-- Start --

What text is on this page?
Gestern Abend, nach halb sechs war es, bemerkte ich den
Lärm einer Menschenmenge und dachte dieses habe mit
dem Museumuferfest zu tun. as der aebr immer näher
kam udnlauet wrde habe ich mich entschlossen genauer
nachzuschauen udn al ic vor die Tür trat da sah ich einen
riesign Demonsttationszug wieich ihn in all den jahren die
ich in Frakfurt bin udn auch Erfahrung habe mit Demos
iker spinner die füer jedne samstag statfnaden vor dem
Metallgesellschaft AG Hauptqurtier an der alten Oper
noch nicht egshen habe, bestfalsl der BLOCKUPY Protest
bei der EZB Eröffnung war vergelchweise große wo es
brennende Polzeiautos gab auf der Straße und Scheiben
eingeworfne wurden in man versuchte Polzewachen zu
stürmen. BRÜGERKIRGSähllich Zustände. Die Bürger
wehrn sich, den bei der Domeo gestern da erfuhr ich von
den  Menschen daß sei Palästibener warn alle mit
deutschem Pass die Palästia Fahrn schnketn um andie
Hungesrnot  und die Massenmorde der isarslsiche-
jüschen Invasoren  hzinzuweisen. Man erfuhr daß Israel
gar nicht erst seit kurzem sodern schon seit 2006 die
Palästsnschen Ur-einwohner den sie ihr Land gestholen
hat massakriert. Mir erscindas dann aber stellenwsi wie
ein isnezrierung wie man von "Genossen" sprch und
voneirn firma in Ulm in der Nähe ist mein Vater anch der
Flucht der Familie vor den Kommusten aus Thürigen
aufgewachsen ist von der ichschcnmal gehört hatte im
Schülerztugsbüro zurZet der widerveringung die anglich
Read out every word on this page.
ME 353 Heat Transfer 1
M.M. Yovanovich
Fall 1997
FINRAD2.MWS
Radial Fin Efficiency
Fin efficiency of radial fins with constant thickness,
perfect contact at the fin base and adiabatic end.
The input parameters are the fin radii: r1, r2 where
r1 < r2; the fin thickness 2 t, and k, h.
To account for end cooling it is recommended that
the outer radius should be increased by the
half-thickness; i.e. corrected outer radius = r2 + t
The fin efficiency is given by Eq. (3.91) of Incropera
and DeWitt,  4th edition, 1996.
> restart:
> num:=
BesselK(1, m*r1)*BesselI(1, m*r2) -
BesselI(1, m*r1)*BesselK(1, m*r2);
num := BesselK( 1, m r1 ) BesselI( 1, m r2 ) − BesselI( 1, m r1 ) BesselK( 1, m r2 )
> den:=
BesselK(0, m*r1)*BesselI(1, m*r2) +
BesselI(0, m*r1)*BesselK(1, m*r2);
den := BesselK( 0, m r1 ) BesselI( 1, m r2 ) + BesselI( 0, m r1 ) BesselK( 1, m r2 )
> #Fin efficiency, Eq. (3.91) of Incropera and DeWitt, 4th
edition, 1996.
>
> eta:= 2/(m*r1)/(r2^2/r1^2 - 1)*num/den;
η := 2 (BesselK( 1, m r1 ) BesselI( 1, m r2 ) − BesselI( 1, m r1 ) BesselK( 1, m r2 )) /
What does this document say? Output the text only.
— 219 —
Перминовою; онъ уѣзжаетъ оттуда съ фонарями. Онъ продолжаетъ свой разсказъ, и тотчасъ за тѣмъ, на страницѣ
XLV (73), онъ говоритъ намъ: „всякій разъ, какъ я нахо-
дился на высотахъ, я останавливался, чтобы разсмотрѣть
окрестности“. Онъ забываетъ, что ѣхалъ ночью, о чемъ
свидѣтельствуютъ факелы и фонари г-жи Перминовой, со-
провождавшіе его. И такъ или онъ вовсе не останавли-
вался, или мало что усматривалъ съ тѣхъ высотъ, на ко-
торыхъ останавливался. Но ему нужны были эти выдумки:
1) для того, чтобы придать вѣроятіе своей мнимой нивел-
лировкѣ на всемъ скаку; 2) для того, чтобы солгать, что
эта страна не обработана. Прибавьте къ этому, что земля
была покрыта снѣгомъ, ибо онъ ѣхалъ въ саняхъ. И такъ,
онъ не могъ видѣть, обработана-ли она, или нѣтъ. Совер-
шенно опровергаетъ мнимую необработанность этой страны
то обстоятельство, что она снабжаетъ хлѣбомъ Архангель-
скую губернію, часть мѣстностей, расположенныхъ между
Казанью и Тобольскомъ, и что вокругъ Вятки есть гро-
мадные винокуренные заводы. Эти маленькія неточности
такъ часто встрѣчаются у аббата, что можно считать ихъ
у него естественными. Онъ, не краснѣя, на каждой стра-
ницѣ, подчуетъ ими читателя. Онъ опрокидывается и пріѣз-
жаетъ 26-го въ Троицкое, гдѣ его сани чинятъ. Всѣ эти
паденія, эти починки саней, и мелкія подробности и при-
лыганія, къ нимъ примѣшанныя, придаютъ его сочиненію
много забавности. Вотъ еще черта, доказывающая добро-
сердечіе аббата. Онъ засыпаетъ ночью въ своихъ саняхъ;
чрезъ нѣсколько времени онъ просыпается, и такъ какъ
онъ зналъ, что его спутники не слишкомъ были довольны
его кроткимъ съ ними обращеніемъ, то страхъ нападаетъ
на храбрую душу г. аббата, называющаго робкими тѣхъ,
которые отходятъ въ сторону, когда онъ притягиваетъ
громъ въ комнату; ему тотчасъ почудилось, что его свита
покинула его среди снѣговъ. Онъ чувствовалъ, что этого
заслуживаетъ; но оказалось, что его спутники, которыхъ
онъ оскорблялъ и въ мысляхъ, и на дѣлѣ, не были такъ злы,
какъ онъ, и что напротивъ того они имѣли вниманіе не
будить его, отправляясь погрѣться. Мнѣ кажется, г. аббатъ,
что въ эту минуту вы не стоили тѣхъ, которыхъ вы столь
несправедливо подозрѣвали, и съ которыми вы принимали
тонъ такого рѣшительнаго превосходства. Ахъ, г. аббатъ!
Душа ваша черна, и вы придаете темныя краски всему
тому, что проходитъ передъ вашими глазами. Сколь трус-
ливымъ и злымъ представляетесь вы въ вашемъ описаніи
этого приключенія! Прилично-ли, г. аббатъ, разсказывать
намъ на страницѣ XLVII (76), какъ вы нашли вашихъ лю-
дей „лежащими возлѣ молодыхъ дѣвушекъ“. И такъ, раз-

-- End --

WHAT TO DO: Which lines hold the string "которыхъ"? List them all.

SOLUTION BELOW:
заслуживаетъ; но оказалось, что его спутники, которыхъ
что въ эту минуту вы не стоили тѣхъ, которыхъ вы столь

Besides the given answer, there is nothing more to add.